**TASK DETAILS**
Output all lines exactly.

[Records from a dataset]
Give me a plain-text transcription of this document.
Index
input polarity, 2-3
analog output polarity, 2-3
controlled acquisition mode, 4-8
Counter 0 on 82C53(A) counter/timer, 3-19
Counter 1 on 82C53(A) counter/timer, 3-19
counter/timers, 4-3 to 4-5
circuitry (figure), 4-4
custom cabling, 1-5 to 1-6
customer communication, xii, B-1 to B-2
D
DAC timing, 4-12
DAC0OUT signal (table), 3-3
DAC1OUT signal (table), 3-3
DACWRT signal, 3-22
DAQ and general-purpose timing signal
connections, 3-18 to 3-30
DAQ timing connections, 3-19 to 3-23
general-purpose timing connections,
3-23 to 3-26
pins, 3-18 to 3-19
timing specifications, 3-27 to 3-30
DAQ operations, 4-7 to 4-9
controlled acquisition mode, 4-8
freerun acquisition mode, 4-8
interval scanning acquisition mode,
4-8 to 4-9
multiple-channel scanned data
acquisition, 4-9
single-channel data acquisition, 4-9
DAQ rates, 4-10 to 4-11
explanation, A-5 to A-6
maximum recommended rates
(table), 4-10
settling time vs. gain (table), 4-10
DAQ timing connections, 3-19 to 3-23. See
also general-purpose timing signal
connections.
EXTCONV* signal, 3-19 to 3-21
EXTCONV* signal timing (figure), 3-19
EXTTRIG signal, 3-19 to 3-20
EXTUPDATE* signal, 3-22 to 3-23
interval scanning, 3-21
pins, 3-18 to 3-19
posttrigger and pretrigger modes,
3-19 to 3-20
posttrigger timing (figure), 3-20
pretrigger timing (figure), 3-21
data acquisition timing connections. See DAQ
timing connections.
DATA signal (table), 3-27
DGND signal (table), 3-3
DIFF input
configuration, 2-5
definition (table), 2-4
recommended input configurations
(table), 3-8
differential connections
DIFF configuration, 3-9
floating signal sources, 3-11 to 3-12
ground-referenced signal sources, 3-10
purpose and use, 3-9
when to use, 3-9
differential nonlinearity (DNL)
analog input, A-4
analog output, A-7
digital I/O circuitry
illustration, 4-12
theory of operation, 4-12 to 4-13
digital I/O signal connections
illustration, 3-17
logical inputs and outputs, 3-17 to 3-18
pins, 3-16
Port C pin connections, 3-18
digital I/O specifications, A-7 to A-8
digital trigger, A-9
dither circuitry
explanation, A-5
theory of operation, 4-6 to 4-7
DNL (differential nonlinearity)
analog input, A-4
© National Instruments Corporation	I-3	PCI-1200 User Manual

**TASK OUTPUT**
Give me a plain-text transcription of this document.
Index
input polarity, 2-3
analog output polarity, 2-3
controlled acquisition mode, 4-8
Counter 0 on 82C53(A) counter/timer, 3-19
Counter 1 on 82C53(A) counter/timer, 3-19
counter/timers, 4-3 to 4-5
circuitry (figure), 4-4
custom cabling, 1-5 to 1-6
customer communication, xii, B-1 to B-2
D
DAC timing, 4-12
DAC0OUT signal (table), 3-3
DAC1OUT signal (table), 3-3
DACWRT signal, 3-22
DAQ and general-purpose timing signal
connections, 3-18 to 3-30
DAQ timing connections, 3-19 to 3-23
general-purpose timing connections,
3-23 to 3-26
pins, 3-18 to 3-19
timing specifications, 3-27 to 3-30
DAQ operations, 4-7 to 4-9
controlled acquisition mode, 4-8
freerun acquisition mode, 4-8
interval scanning acquisition mode,
4-8 to 4-9
multiple-channel scanned data
acquisition, 4-9
single-channel data acquisition, 4-9
DAQ rates, 4-10 to 4-11
explanation, A-5 to A-6
maximum recommended rates
(table), 4-10
settling time vs. gain (table), 4-10
DAQ timing connections, 3-19 to 3-23. See
also general-purpose timing signal
connections.
EXTCONV* signal, 3-19 to 3-21
EXTCONV* signal timing (figure), 3-19
EXTTRIG signal, 3-19 to 3-20
EXTUPDATE* signal, 3-22 to 3-23
interval scanning, 3-21
pins, 3-18 to 3-19
posttrigger and pretrigger modes,
3-19 to 3-20
posttrigger timing (figure), 3-20
pretrigger timing (figure), 3-21
data acquisition timing connections. See DAQ
timing connections.
DATA signal (table), 3-27
DGND signal (table), 3-3
DIFF input
configuration, 2-5
definition (table), 2-4
recommended input configurations
(table), 3-8
differential connections
DIFF configuration, 3-9
floating signal sources, 3-11 to 3-12
ground-referenced signal sources, 3-10
purpose and use, 3-9
when to use, 3-9
differential nonlinearity (DNL)
analog input, A-4
analog output, A-7
digital I/O circuitry
illustration, 4-12
theory of operation, 4-12 to 4-13
digital I/O signal connections
illustration, 3-17
logical inputs and outputs, 3-17 to 3-18
pins, 3-16
Port C pin connections, 3-18
digital I/O specifications, A-7 to A-8
digital trigger, A-9
dither circuitry
explanation, A-5
theory of operation, 4-6 to 4-7
DNL (differential nonlinearity)
analog input, A-4
© National Instruments Corporation	I-3	PCI-1200 User Manual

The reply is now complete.